Data records
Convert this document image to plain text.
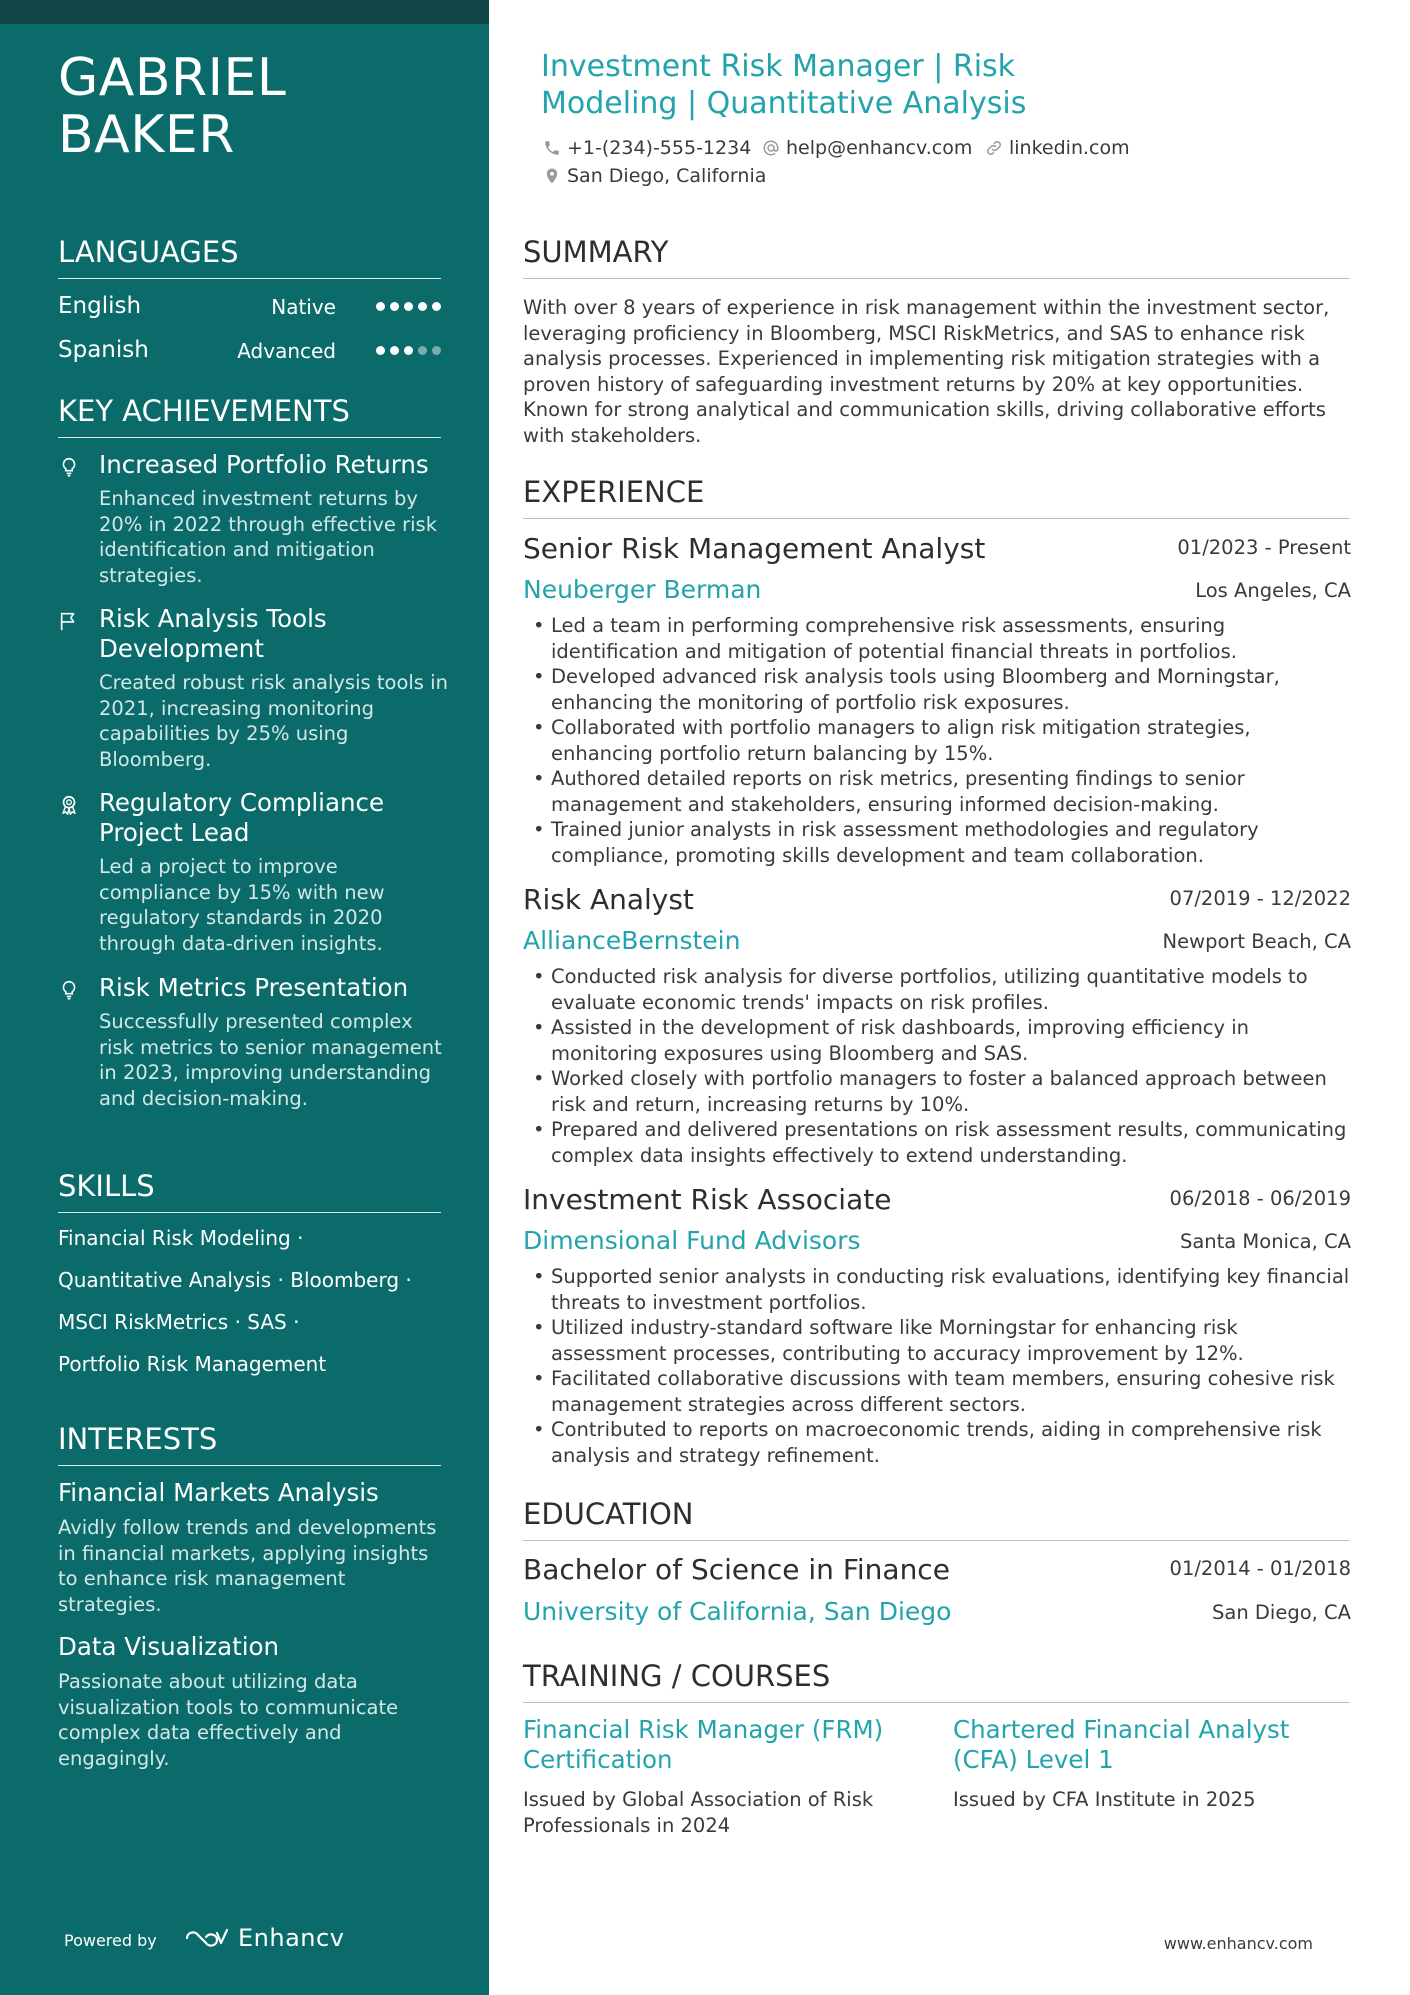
GABRIEL
BAKER
LANGUAGES
English	Native
Spanish	Advanced
KEY ACHIEVEMENTS
Increased Portfolio Returns
Enhanced investment returns by 20% in 2022 through effective risk identification and mitigation strategies.
Risk Analysis Tools Development
Created robust risk analysis tools in 2021, increasing monitoring capabilities by 25% using Bloomberg.
Regulatory Compliance Project Lead
Led a project to improve compliance by 15% with new regulatory standards in 2020 through data-driven insights.
Risk Metrics Presentation
Successfully presented complex risk metrics to senior management in 2023, improving understanding and decision-making.
SKILLS
Financial Risk Modeling ·
Quantitative Analysis · Bloomberg ·
MSCI RiskMetrics · SAS ·
Portfolio Risk Management
INTERESTS
Financial Markets Analysis
Avidly follow trends and developments in financial markets, applying insights to enhance risk management strategies.
Data Visualization
Passionate about utilizing data visualization tools to communicate complex data effectively and engagingly.
Powered by	Enhancv
Investment Risk Manager | Risk Modeling | Quantitative Analysis
+1-(234)-555-1234 help@enhancv.com linkedin.com
San Diego, California
SUMMARY
With over 8 years of experience in risk management within the investment sector, leveraging proficiency in Bloomberg, MSCI RiskMetrics, and SAS to enhance risk analysis processes. Experienced in implementing risk mitigation strategies with a proven history of safeguarding investment returns by 20% at key opportunities. Known for strong analytical and communication skills, driving collaborative efforts with stakeholders.
EXPERIENCE
Senior Risk Management Analyst	01/2023 - Present
Neuberger Berman	Los Angeles, CA
• Led a team in performing comprehensive risk assessments, ensuring identification and mitigation of potential financial threats in portfolios.
• Developed advanced risk analysis tools using Bloomberg and Morningstar, enhancing the monitoring of portfolio risk exposures.
• Collaborated with portfolio managers to align risk mitigation strategies, enhancing portfolio return balancing by 15%.
• Authored detailed reports on risk metrics, presenting findings to senior management and stakeholders, ensuring informed decision-making.
• Trained junior analysts in risk assessment methodologies and regulatory compliance, promoting skills development and team collaboration.
Risk Analyst	07/2019 - 12/2022
AllianceBernstein	Newport Beach, CA
• Conducted risk analysis for diverse portfolios, utilizing quantitative models to evaluate economic trends' impacts on risk profiles.
• Assisted in the development of risk dashboards, improving efficiency in monitoring exposures using Bloomberg and SAS.
• Worked closely with portfolio managers to foster a balanced approach between risk and return, increasing returns by 10%.
• Prepared and delivered presentations on risk assessment results, communicating complex data insights effectively to extend understanding.
Investment Risk Associate	06/2018 - 06/2019
Dimensional Fund Advisors	Santa Monica, CA
• Supported senior analysts in conducting risk evaluations, identifying key financial threats to investment portfolios.
• Utilized industry-standard software like Morningstar for enhancing risk assessment processes, contributing to accuracy improvement by 12%.
• Facilitated collaborative discussions with team members, ensuring cohesive risk management strategies across different sectors.
• Contributed to reports on macroeconomic trends, aiding in comprehensive risk analysis and strategy refinement.
EDUCATION
Bachelor of Science in Finance	01/2014 - 01/2018
University of California, San Diego	San Diego, CA
TRAINING / COURSES
Financial Risk Manager (FRM) Certification
Issued by Global Association of Risk Professionals in 2024
Chartered Financial Analyst (CFA) Level 1
Issued by CFA Institute in 2025
www.enhancv.com
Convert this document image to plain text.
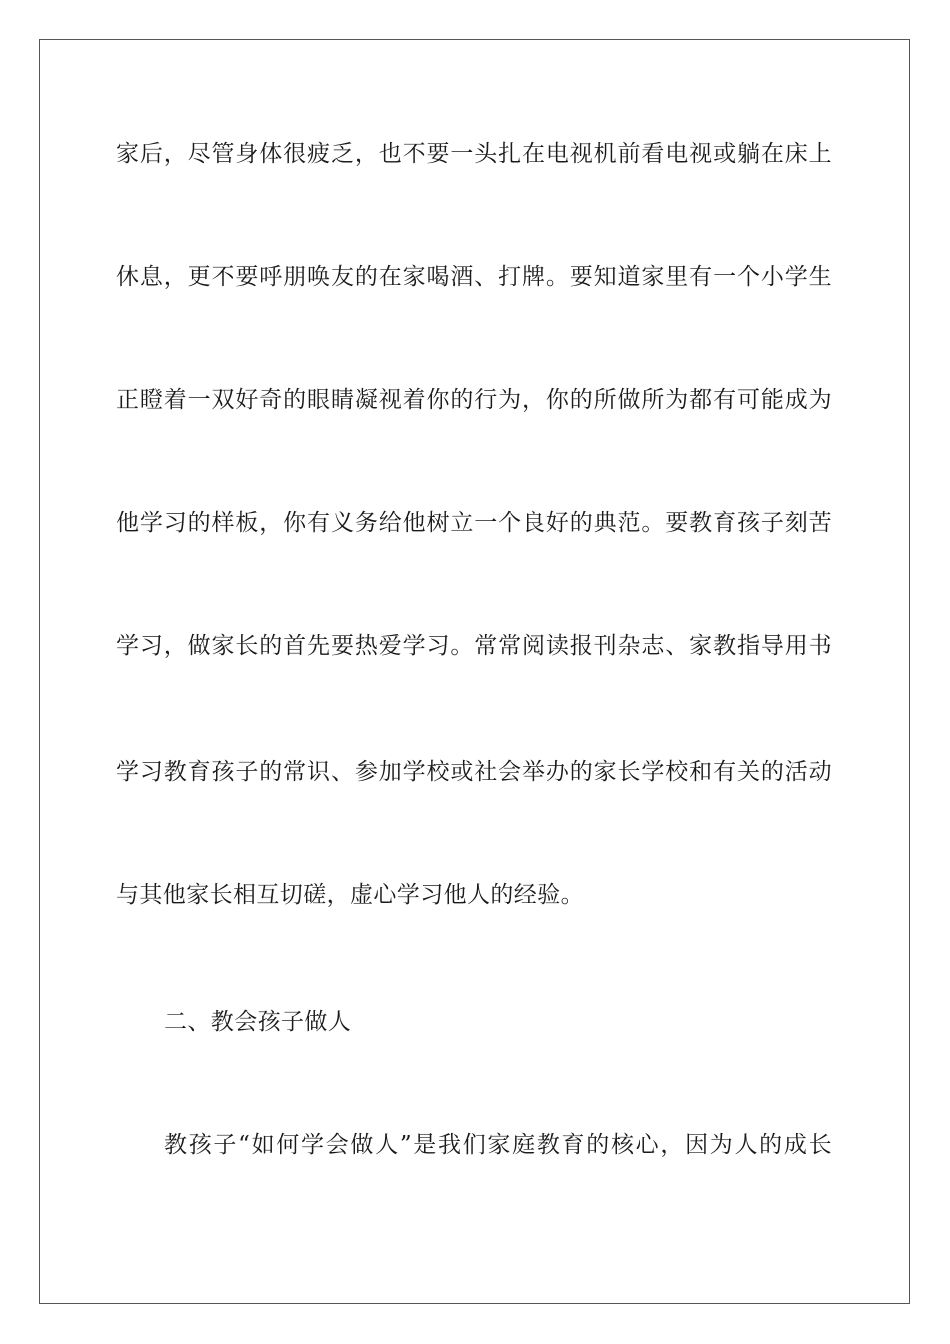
家后，尽管身体很疲乏，也不要一头扎在电视机前看电视或躺在床上
休息，更不要呼朋唤友的在家喝酒、打牌。要知道家里有一个小学生
正瞪着一双好奇的眼睛凝视着你的行为，你的所做所为都有可能成为
他学习的样板，你有义务给他树立一个良好的典范。要教育孩子刻苦
学习，做家长的首先要热爱学习。常常阅读报刊杂志、家教指导用书
学习教育孩子的常识、参加学校或社会举办的家长学校和有关的活动
与其他家长相互切磋，虚心学习他人的经验。
二、教会孩子做人
教孩子“如何学会做人”是我们家庭教育的核心，因为人的成长
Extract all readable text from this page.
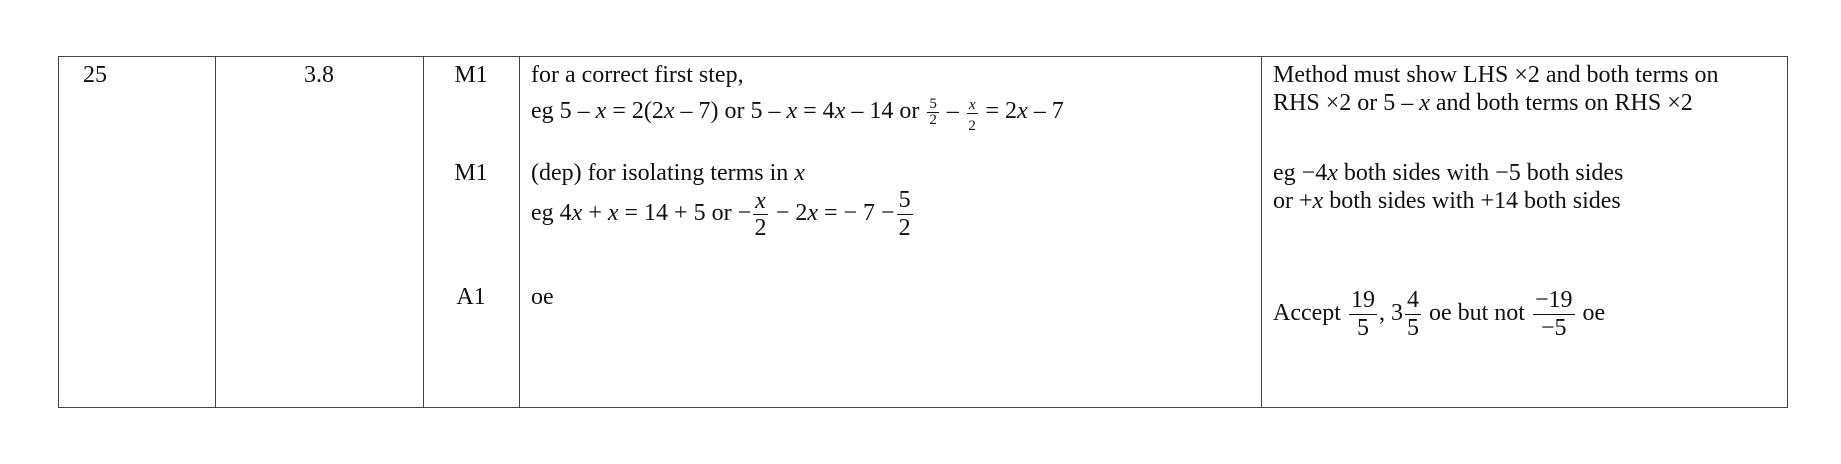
25	3.8	M1
M1
A1
for a correct first step,
eg 5 – x = 2(2x – 7) or 5 – x = 4x – 14 or $\frac{5}{2} - \frac{x}{2} = 2x - 7$
(dep) for isolating terms in x
eg 4x + x = 14 + 5 or $-\frac{x}{2} - 2x$ = − $7 - \frac{5}{2}$
oe
Method must show LHS ×2 and both terms on
RHS ×2 or 5 – x and both terms on RHS ×2
eg −4x both sides with −5 both sides
or +x both sides with +14 both sides
Accept $\frac{19}{5}$ , $3 \frac{4}{5}$ oe but not $\frac{-19}{-5}$ oe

Task requirements
Strip out the pictures and quote the remaining data word for word.

Written solution
Convert this document image to plain text.
GABRIEL
BAKER
LANGUAGES
English	Native
Spanish	Advanced
KEY ACHIEVEMENTS
Increased Portfolio Returns
Enhanced investment returns by 20% in 2022 through effective risk identification and mitigation strategies.
Risk Analysis Tools Development
Created robust risk analysis tools in 2021, increasing monitoring capabilities by 25% using Bloomberg.
Regulatory Compliance Project Lead
Led a project to improve compliance by 15% with new regulatory standards in 2020 through data-driven insights.
Risk Metrics Presentation
Successfully presented complex risk metrics to senior management in 2023, improving understanding and decision-making.
SKILLS
Financial Risk Modeling ·
Quantitative Analysis · Bloomberg ·
MSCI RiskMetrics · SAS ·
Portfolio Risk Management
INTERESTS
Financial Markets Analysis
Avidly follow trends and developments in financial markets, applying insights to enhance risk management strategies.
Data Visualization
Passionate about utilizing data visualization tools to communicate complex data effectively and engagingly.
Powered by	Enhancv
Investment Risk Manager | Risk Modeling | Quantitative Analysis
+1-(234)-555-1234 help@enhancv.com linkedin.com
San Diego, California
SUMMARY
With over 8 years of experience in risk management within the investment sector, leveraging proficiency in Bloomberg, MSCI RiskMetrics, and SAS to enhance risk analysis processes. Experienced in implementing risk mitigation strategies with a proven history of safeguarding investment returns by 20% at key opportunities. Known for strong analytical and communication skills, driving collaborative efforts with stakeholders.
EXPERIENCE
Senior Risk Management Analyst	01/2023 - Present
Neuberger Berman	Los Angeles, CA
• Led a team in performing comprehensive risk assessments, ensuring identification and mitigation of potential financial threats in portfolios.
• Developed advanced risk analysis tools using Bloomberg and Morningstar, enhancing the monitoring of portfolio risk exposures.
• Collaborated with portfolio managers to align risk mitigation strategies, enhancing portfolio return balancing by 15%.
• Authored detailed reports on risk metrics, presenting findings to senior management and stakeholders, ensuring informed decision-making.
• Trained junior analysts in risk assessment methodologies and regulatory compliance, promoting skills development and team collaboration.
Risk Analyst	07/2019 - 12/2022
AllianceBernstein	Newport Beach, CA
• Conducted risk analysis for diverse portfolios, utilizing quantitative models to evaluate economic trends' impacts on risk profiles.
• Assisted in the development of risk dashboards, improving efficiency in monitoring exposures using Bloomberg and SAS.
• Worked closely with portfolio managers to foster a balanced approach between risk and return, increasing returns by 10%.
• Prepared and delivered presentations on risk assessment results, communicating complex data insights effectively to extend understanding.
Investment Risk Associate	06/2018 - 06/2019
Dimensional Fund Advisors	Santa Monica, CA
• Supported senior analysts in conducting risk evaluations, identifying key financial threats to investment portfolios.
• Utilized industry-standard software like Morningstar for enhancing risk assessment processes, contributing to accuracy improvement by 12%.
• Facilitated collaborative discussions with team members, ensuring cohesive risk management strategies across different sectors.
• Contributed to reports on macroeconomic trends, aiding in comprehensive risk analysis and strategy refinement.
EDUCATION
Bachelor of Science in Finance	01/2014 - 01/2018
University of California, San Diego	San Diego, CA
TRAINING / COURSES
Financial Risk Manager (FRM) Certification
Issued by Global Association of Risk Professionals in 2024
Chartered Financial Analyst (CFA) Level 1
Issued by CFA Institute in 2025
www.enhancv.com
Convert this document image to plain text.
家后，尽管身体很疲乏，也不要一头扎在电视机前看电视或躺在床上
休息，更不要呼朋唤友的在家喝酒、打牌。要知道家里有一个小学生
正瞪着一双好奇的眼睛凝视着你的行为，你的所做所为都有可能成为
他学习的样板，你有义务给他树立一个良好的典范。要教育孩子刻苦
学习，做家长的首先要热爱学习。常常阅读报刊杂志、家教指导用书
学习教育孩子的常识、参加学校或社会举办的家长学校和有关的活动
与其他家长相互切磋，虚心学习他人的经验。
二、教会孩子做人
教孩子“如何学会做人”是我们家庭教育的核心，因为人的成长
Extract all readable text from this page.
25	3.8	M1
M1
A1
for a correct first step,
eg 5 – x = 2(2x – 7) or 5 – x = 4x – 14 or $\frac{5}{2} - \frac{x}{2} = 2x - 7$
(dep) for isolating terms in x
eg 4x + x = 14 + 5 or $-\frac{x}{2} - 2x$ = − $7 - \frac{5}{2}$
oe
Method must show LHS ×2 and both terms on
RHS ×2 or 5 – x and both terms on RHS ×2
eg −4x both sides with −5 both sides
or +x both sides with +14 both sides
Accept $\frac{19}{5}$ , $3 \frac{4}{5}$ oe but not $\frac{-19}{-5}$ oe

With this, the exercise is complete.